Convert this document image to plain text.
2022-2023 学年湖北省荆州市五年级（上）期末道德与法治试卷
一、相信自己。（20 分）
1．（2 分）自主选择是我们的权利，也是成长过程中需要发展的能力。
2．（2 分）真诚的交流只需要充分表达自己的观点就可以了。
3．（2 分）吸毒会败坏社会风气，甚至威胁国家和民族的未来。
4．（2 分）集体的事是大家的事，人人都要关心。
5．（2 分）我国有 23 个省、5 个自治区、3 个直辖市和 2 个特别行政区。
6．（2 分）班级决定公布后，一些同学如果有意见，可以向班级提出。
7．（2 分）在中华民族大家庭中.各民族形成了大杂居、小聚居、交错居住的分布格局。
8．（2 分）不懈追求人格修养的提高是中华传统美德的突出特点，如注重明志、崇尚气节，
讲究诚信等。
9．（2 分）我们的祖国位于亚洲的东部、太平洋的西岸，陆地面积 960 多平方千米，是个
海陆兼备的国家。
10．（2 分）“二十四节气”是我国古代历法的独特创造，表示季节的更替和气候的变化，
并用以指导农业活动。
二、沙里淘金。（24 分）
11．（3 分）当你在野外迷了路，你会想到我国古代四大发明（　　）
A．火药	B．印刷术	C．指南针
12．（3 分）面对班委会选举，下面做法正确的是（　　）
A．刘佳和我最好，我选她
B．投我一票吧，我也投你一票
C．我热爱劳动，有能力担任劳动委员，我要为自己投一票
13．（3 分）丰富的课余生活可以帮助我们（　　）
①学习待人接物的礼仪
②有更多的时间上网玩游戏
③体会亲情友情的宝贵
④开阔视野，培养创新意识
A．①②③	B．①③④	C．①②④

* * * *

**TASK TO CARRY OUT:**
Return the entries above exactly as they appear.

**EXERCISE RESPONSE:**
Convert this document image to plain text.
2022-2023 学年湖北省荆州市五年级（上）期末道德与法治试卷
一、相信自己。（20 分）
1．（2 分）自主选择是我们的权利，也是成长过程中需要发展的能力。
2．（2 分）真诚的交流只需要充分表达自己的观点就可以了。
3．（2 分）吸毒会败坏社会风气，甚至威胁国家和民族的未来。
4．（2 分）集体的事是大家的事，人人都要关心。
5．（2 分）我国有 23 个省、5 个自治区、3 个直辖市和 2 个特别行政区。
6．（2 分）班级决定公布后，一些同学如果有意见，可以向班级提出。
7．（2 分）在中华民族大家庭中.各民族形成了大杂居、小聚居、交错居住的分布格局。
8．（2 分）不懈追求人格修养的提高是中华传统美德的突出特点，如注重明志、崇尚气节，
讲究诚信等。
9．（2 分）我们的祖国位于亚洲的东部、太平洋的西岸，陆地面积 960 多平方千米，是个
海陆兼备的国家。
10．（2 分）“二十四节气”是我国古代历法的独特创造，表示季节的更替和气候的变化，
并用以指导农业活动。
二、沙里淘金。（24 分）
11．（3 分）当你在野外迷了路，你会想到我国古代四大发明（　　）
A．火药	B．印刷术	C．指南针
12．（3 分）面对班委会选举，下面做法正确的是（　　）
A．刘佳和我最好，我选她
B．投我一票吧，我也投你一票
C．我热爱劳动，有能力担任劳动委员，我要为自己投一票
13．（3 分）丰富的课余生活可以帮助我们（　　）
①学习待人接物的礼仪
②有更多的时间上网玩游戏
③体会亲情友情的宝贵
④开阔视野，培养创新意识
A．①②③	B．①③④	C．①②④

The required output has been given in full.